» TASK TO CARRY OUT
Only the number is needed: how many lines of the records include "ylabel"?

» DATA EXTRACT
** Begin **

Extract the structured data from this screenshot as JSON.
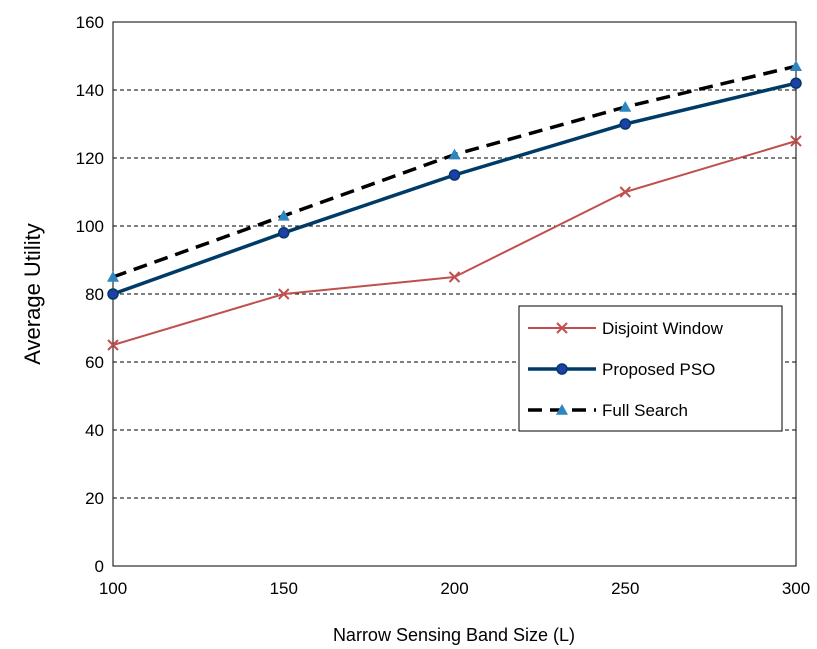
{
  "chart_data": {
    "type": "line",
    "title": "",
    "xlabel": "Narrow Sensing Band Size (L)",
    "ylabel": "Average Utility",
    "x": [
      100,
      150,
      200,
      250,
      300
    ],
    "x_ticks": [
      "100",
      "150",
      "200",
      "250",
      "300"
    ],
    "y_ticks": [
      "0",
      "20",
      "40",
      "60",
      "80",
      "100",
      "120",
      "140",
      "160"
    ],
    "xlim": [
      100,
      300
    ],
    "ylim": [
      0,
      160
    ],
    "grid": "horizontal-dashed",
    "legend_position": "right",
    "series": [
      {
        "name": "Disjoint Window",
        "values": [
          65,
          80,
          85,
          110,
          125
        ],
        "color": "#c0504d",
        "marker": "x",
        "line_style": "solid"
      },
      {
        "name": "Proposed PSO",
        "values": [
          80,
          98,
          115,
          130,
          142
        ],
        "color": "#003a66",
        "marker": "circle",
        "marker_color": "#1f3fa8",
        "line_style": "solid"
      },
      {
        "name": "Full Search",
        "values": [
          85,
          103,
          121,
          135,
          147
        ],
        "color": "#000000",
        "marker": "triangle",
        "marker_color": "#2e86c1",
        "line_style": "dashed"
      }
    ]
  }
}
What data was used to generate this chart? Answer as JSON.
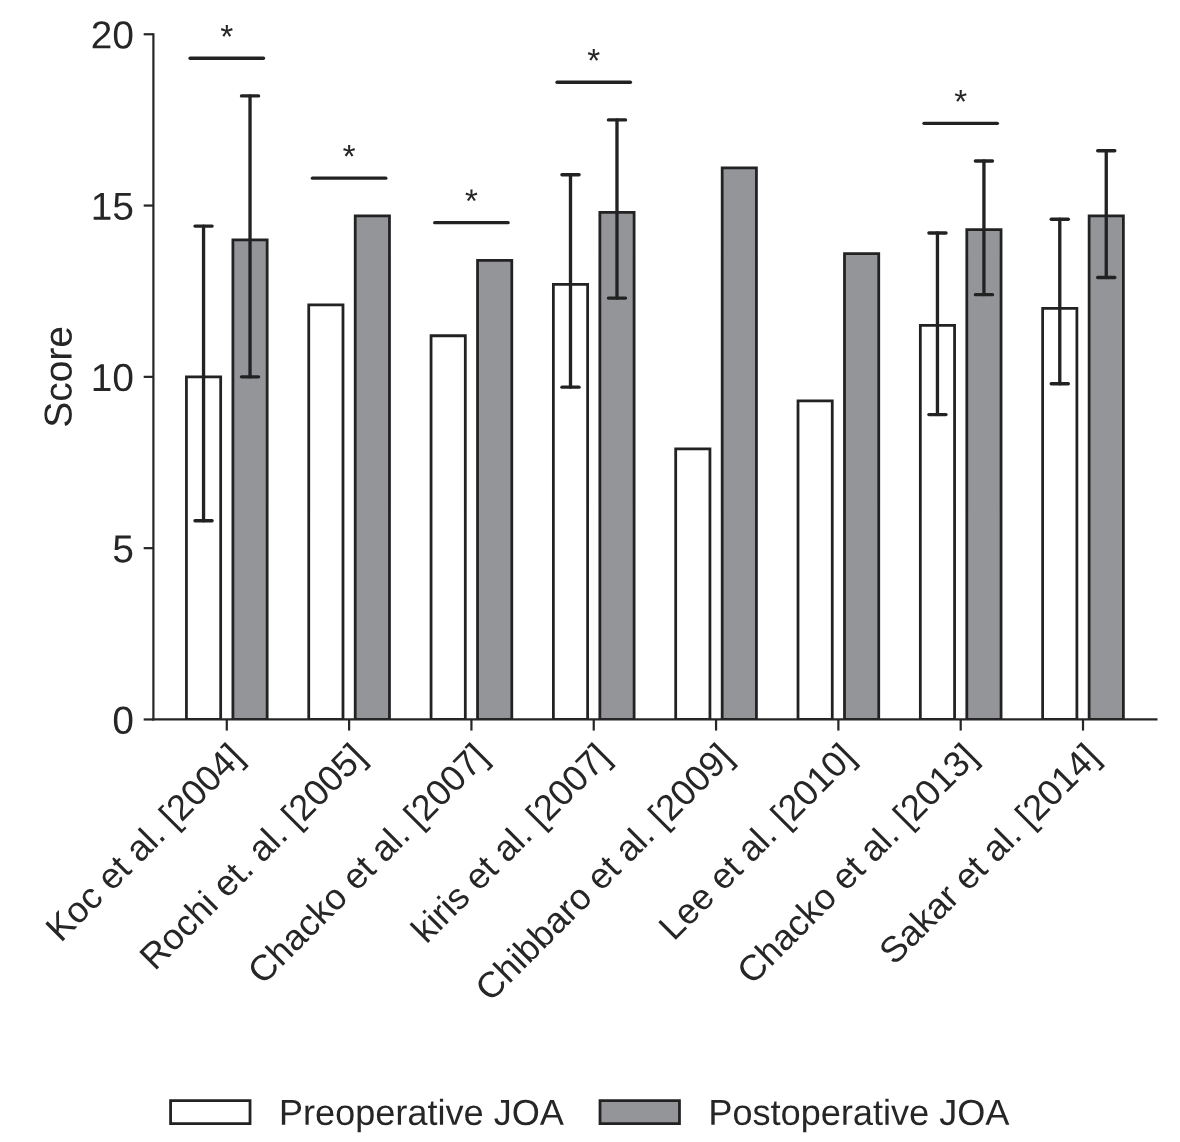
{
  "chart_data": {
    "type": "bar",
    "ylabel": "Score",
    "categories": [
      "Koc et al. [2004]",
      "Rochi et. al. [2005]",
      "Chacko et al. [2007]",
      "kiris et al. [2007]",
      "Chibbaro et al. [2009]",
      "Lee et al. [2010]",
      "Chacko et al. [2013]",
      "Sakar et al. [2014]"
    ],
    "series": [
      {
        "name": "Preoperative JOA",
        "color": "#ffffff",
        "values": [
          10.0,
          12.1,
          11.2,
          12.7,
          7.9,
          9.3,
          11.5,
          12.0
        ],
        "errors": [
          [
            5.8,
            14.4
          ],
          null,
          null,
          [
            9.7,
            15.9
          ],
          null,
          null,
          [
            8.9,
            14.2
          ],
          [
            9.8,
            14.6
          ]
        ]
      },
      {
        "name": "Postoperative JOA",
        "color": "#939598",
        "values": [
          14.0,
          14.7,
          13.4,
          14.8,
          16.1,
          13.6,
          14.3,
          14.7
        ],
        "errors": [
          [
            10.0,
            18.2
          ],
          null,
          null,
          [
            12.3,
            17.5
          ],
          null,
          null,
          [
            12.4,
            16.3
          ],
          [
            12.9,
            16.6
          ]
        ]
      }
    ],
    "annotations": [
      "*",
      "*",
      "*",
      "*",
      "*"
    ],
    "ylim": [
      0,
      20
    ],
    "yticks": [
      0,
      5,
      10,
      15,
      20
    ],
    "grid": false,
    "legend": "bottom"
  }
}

** End **
** Begin **

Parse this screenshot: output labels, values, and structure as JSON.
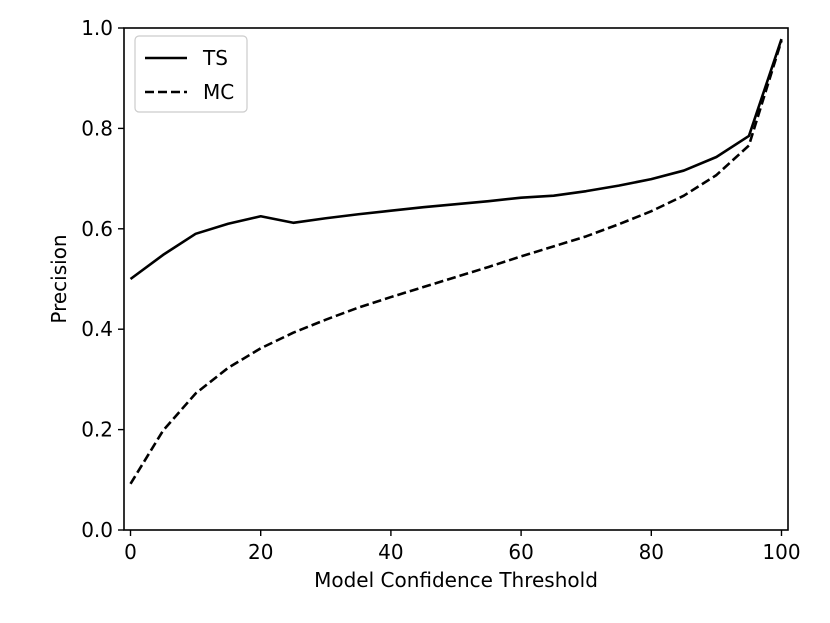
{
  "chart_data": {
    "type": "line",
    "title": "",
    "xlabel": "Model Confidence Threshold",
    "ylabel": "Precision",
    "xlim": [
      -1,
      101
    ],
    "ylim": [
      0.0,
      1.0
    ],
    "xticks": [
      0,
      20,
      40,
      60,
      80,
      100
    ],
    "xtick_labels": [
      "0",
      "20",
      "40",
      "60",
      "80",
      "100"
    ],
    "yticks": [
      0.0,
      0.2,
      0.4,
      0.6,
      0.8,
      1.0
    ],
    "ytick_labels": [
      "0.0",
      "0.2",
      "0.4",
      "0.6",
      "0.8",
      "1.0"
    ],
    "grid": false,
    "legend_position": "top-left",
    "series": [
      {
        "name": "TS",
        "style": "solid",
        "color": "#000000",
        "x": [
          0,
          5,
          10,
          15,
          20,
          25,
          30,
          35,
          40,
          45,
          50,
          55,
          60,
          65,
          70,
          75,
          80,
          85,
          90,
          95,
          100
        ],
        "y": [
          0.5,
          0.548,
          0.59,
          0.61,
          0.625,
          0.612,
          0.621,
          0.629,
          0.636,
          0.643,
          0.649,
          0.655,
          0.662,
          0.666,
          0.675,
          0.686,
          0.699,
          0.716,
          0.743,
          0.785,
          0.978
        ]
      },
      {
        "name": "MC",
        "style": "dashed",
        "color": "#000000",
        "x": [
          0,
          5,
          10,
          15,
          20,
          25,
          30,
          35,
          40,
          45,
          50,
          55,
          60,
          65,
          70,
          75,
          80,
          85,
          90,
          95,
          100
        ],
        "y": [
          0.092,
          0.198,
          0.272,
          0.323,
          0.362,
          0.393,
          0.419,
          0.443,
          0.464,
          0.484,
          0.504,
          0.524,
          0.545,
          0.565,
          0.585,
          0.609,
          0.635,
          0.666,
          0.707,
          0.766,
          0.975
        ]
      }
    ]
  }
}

** End **

» EXERCISE RESULT
3